'''
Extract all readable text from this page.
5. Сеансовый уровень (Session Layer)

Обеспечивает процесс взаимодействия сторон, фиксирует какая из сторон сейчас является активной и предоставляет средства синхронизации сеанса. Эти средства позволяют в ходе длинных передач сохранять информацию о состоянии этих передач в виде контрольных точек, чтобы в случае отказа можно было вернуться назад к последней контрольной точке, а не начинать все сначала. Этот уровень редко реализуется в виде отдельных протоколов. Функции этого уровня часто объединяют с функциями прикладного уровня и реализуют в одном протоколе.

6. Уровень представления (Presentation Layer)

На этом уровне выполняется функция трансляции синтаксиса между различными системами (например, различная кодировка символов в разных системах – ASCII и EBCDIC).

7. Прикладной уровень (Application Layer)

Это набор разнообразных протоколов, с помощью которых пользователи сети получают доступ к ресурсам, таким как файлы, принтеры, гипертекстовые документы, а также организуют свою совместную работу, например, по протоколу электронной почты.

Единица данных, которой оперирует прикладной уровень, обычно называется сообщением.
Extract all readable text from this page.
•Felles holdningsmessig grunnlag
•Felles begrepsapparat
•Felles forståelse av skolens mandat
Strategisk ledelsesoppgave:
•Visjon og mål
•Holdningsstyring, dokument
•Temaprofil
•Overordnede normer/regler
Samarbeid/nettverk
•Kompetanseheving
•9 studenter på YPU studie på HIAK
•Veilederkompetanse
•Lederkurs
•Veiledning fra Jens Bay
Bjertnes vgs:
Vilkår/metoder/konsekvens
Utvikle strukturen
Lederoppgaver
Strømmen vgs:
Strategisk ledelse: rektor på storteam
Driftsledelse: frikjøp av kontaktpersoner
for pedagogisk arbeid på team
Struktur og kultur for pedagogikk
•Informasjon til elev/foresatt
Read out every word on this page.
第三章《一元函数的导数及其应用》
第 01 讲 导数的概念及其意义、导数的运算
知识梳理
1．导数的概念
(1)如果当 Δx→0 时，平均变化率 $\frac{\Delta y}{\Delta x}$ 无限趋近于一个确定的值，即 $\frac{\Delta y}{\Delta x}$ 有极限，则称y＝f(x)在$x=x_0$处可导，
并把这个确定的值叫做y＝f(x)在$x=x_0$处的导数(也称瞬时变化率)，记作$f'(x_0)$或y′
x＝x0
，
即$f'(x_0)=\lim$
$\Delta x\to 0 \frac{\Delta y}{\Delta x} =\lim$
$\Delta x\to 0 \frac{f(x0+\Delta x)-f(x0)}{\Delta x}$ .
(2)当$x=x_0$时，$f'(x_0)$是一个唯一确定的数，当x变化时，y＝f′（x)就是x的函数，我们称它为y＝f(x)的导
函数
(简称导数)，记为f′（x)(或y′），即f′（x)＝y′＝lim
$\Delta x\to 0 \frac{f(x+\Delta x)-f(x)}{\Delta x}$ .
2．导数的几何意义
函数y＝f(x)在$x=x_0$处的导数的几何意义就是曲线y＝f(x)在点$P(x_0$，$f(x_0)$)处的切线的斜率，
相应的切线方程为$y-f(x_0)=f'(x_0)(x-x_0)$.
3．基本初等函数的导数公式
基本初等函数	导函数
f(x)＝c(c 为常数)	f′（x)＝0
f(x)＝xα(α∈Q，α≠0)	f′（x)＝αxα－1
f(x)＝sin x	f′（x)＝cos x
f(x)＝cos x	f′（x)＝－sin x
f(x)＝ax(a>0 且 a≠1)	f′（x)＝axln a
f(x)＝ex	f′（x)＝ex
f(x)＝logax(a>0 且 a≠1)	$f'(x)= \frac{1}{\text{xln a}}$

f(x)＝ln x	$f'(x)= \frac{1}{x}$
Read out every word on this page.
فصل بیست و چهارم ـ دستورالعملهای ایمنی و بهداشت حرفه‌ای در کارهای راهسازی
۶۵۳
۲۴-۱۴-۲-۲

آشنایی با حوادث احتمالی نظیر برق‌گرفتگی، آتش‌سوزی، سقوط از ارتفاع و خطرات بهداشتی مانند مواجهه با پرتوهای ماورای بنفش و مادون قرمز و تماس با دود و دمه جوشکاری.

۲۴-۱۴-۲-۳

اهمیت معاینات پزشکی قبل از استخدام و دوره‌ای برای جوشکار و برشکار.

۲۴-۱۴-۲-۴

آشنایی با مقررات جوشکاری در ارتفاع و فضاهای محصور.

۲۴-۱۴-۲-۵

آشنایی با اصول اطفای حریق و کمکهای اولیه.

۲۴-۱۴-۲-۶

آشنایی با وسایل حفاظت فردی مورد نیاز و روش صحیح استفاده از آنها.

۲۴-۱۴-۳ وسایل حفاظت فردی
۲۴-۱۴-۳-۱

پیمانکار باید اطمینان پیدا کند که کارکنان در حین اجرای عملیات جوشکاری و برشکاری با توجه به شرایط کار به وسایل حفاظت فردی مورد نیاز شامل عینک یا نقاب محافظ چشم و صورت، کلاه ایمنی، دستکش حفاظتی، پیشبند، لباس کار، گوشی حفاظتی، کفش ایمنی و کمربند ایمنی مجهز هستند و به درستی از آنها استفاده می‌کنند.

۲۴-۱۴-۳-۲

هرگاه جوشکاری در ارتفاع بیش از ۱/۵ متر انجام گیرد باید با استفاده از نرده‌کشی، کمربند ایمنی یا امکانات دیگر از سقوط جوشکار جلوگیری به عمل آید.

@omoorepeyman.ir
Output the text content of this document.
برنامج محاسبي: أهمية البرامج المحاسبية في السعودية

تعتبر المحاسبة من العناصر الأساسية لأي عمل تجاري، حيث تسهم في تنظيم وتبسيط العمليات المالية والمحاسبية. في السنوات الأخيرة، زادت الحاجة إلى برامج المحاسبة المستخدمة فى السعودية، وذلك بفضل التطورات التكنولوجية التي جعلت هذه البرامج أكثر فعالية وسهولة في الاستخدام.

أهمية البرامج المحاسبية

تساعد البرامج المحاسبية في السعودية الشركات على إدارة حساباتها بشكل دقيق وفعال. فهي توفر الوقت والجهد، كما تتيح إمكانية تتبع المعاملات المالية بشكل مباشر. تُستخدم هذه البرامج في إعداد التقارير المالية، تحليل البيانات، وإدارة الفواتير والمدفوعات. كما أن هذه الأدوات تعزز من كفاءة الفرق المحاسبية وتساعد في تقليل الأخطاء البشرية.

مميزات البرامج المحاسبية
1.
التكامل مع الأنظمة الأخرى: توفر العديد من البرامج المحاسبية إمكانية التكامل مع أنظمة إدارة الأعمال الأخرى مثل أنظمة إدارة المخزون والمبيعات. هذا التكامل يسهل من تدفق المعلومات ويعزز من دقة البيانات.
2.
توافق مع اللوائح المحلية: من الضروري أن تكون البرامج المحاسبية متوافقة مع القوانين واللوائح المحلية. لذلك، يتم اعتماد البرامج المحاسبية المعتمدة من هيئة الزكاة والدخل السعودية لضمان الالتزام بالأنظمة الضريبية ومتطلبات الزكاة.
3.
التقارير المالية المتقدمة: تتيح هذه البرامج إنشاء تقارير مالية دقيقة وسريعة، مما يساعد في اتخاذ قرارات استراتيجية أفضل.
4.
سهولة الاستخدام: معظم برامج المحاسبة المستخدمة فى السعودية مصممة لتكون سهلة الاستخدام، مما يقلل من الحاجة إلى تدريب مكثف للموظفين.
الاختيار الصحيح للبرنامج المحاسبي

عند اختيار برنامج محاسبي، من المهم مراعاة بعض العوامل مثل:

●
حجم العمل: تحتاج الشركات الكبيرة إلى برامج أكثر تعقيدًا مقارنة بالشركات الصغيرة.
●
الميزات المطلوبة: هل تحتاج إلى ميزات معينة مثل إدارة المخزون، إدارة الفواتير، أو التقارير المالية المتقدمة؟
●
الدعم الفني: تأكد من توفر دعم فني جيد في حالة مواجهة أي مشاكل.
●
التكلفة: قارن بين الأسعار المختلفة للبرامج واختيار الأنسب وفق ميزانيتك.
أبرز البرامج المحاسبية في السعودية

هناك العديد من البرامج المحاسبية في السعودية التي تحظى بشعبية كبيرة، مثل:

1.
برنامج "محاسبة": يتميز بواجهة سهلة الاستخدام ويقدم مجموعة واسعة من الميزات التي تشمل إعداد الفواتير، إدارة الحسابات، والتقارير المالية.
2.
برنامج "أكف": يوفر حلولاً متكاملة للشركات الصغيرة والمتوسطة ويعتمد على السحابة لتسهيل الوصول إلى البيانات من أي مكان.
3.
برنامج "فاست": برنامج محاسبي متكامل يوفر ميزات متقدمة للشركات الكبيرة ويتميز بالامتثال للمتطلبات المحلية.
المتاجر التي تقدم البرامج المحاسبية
'''
**Aim of the exercise:**
Extract from the data every line where "العديد" shows up.

**Problem solution:**
التكامل مع الأنظمة الأخرى: توفر العديد من البرامج المحاسبية إمكانية التكامل مع أنظمة إدارة الأعمال الأخرى مثل أنظمة إدارة المخزون والمبيعات. هذا التكامل يسهل من تدفق المعلومات ويعزز من دقة البيانات.
هناك العديد من البرامج المحاسبية في السعودية التي تحظى بشعبية كبيرة، مثل:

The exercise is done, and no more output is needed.